** DIRECTION **
Give every entry again, word for word.

(Collected data)
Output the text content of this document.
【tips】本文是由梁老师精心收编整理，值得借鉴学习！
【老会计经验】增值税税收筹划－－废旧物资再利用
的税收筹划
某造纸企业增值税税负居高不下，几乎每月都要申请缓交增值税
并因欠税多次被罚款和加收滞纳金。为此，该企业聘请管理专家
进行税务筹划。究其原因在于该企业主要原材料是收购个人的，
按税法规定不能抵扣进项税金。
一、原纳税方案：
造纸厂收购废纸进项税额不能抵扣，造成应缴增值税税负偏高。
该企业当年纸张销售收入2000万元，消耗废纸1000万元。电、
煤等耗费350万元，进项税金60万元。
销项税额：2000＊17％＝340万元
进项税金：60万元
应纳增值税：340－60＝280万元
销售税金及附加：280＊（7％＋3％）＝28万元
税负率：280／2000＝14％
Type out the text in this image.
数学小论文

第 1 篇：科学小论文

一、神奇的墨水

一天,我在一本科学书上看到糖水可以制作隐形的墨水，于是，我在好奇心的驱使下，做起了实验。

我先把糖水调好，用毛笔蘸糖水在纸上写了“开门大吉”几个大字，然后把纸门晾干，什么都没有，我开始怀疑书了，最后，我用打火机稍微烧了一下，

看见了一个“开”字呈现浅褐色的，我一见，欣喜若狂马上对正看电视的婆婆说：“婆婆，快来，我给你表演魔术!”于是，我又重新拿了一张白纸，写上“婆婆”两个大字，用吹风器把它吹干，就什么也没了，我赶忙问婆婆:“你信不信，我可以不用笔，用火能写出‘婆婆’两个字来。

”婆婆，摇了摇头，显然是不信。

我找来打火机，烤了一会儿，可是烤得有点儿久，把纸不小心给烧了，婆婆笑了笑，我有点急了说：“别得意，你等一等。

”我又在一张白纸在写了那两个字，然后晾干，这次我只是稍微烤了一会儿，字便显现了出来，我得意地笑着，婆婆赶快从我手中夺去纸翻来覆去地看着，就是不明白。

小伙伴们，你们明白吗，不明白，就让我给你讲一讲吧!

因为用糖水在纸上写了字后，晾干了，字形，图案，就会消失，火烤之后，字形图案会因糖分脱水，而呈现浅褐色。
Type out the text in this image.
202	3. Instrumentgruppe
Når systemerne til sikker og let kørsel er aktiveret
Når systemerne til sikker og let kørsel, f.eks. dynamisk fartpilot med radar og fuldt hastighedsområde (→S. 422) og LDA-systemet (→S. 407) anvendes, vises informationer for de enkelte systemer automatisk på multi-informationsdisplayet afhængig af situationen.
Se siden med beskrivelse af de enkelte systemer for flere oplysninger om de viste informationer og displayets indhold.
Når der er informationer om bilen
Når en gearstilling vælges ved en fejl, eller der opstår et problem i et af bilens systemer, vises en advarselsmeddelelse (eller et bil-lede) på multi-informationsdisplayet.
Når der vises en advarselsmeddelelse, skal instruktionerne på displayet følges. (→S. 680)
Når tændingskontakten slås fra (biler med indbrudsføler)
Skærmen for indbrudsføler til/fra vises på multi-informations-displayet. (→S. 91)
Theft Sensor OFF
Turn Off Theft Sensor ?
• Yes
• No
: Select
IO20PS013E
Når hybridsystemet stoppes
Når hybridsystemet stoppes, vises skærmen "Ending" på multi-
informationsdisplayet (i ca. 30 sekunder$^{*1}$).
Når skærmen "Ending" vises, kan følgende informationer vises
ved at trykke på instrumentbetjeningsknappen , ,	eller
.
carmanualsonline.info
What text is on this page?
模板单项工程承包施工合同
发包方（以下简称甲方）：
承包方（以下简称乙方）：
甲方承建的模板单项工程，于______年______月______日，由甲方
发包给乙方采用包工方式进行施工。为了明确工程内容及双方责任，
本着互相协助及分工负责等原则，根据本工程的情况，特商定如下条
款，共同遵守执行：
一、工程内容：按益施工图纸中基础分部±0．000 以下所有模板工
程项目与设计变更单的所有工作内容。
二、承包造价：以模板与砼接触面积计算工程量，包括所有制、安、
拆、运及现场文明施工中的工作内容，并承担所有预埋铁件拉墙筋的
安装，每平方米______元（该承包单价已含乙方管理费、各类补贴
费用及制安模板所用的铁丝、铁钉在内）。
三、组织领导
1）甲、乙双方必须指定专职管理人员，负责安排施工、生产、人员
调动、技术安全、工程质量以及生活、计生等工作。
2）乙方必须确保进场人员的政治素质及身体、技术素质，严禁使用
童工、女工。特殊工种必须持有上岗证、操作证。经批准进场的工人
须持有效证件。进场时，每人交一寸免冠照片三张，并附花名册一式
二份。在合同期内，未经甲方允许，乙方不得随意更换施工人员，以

** ANSWER TO THIS EXERCISE **
Output the text content of this document.
【tips】本文是由梁老师精心收编整理，值得借鉴学习！
【老会计经验】增值税税收筹划－－废旧物资再利用
的税收筹划
某造纸企业增值税税负居高不下，几乎每月都要申请缓交增值税
并因欠税多次被罚款和加收滞纳金。为此，该企业聘请管理专家
进行税务筹划。究其原因在于该企业主要原材料是收购个人的，
按税法规定不能抵扣进项税金。
一、原纳税方案：
造纸厂收购废纸进项税额不能抵扣，造成应缴增值税税负偏高。
该企业当年纸张销售收入2000万元，消耗废纸1000万元。电、
煤等耗费350万元，进项税金60万元。
销项税额：2000＊17％＝340万元
进项税金：60万元
应纳增值税：340－60＝280万元
销售税金及附加：280＊（7％＋3％）＝28万元
税负率：280／2000＝14％
Type out the text in this image.
数学小论文

第 1 篇：科学小论文

一、神奇的墨水

一天,我在一本科学书上看到糖水可以制作隐形的墨水，于是，我在好奇心的驱使下，做起了实验。

我先把糖水调好，用毛笔蘸糖水在纸上写了“开门大吉”几个大字，然后把纸门晾干，什么都没有，我开始怀疑书了，最后，我用打火机稍微烧了一下，

看见了一个“开”字呈现浅褐色的，我一见，欣喜若狂马上对正看电视的婆婆说：“婆婆，快来，我给你表演魔术!”于是，我又重新拿了一张白纸，写上“婆婆”两个大字，用吹风器把它吹干，就什么也没了，我赶忙问婆婆:“你信不信，我可以不用笔，用火能写出‘婆婆’两个字来。

”婆婆，摇了摇头，显然是不信。

我找来打火机，烤了一会儿，可是烤得有点儿久，把纸不小心给烧了，婆婆笑了笑，我有点急了说：“别得意，你等一等。

”我又在一张白纸在写了那两个字，然后晾干，这次我只是稍微烤了一会儿，字便显现了出来，我得意地笑着，婆婆赶快从我手中夺去纸翻来覆去地看着，就是不明白。

小伙伴们，你们明白吗，不明白，就让我给你讲一讲吧!

因为用糖水在纸上写了字后，晾干了，字形，图案，就会消失，火烤之后，字形图案会因糖分脱水，而呈现浅褐色。
Type out the text in this image.
202	3. Instrumentgruppe
Når systemerne til sikker og let kørsel er aktiveret
Når systemerne til sikker og let kørsel, f.eks. dynamisk fartpilot med radar og fuldt hastighedsområde (→S. 422) og LDA-systemet (→S. 407) anvendes, vises informationer for de enkelte systemer automatisk på multi-informationsdisplayet afhængig af situationen.
Se siden med beskrivelse af de enkelte systemer for flere oplysninger om de viste informationer og displayets indhold.
Når der er informationer om bilen
Når en gearstilling vælges ved en fejl, eller der opstår et problem i et af bilens systemer, vises en advarselsmeddelelse (eller et bil-lede) på multi-informationsdisplayet.
Når der vises en advarselsmeddelelse, skal instruktionerne på displayet følges. (→S. 680)
Når tændingskontakten slås fra (biler med indbrudsføler)
Skærmen for indbrudsføler til/fra vises på multi-informations-displayet. (→S. 91)
Theft Sensor OFF
Turn Off Theft Sensor ?
• Yes
• No
: Select
IO20PS013E
Når hybridsystemet stoppes
Når hybridsystemet stoppes, vises skærmen "Ending" på multi-
informationsdisplayet (i ca. 30 sekunder$^{*1}$).
Når skærmen "Ending" vises, kan følgende informationer vises
ved at trykke på instrumentbetjeningsknappen , ,	eller
.
carmanualsonline.info
What text is on this page?
模板单项工程承包施工合同
发包方（以下简称甲方）：
承包方（以下简称乙方）：
甲方承建的模板单项工程，于______年______月______日，由甲方
发包给乙方采用包工方式进行施工。为了明确工程内容及双方责任，
本着互相协助及分工负责等原则，根据本工程的情况，特商定如下条
款，共同遵守执行：
一、工程内容：按益施工图纸中基础分部±0．000 以下所有模板工
程项目与设计变更单的所有工作内容。
二、承包造价：以模板与砼接触面积计算工程量，包括所有制、安、
拆、运及现场文明施工中的工作内容，并承担所有预埋铁件拉墙筋的
安装，每平方米______元（该承包单价已含乙方管理费、各类补贴
费用及制安模板所用的铁丝、铁钉在内）。
三、组织领导
1）甲、乙双方必须指定专职管理人员，负责安排施工、生产、人员
调动、技术安全、工程质量以及生活、计生等工作。
2）乙方必须确保进场人员的政治素质及身体、技术素质，严禁使用
童工、女工。特殊工种必须持有上岗证、操作证。经批准进场的工人
须持有效证件。进场时，每人交一寸免冠照片三张，并附花名册一式
二份。在合同期内，未经甲方允许，乙方不得随意更换施工人员，以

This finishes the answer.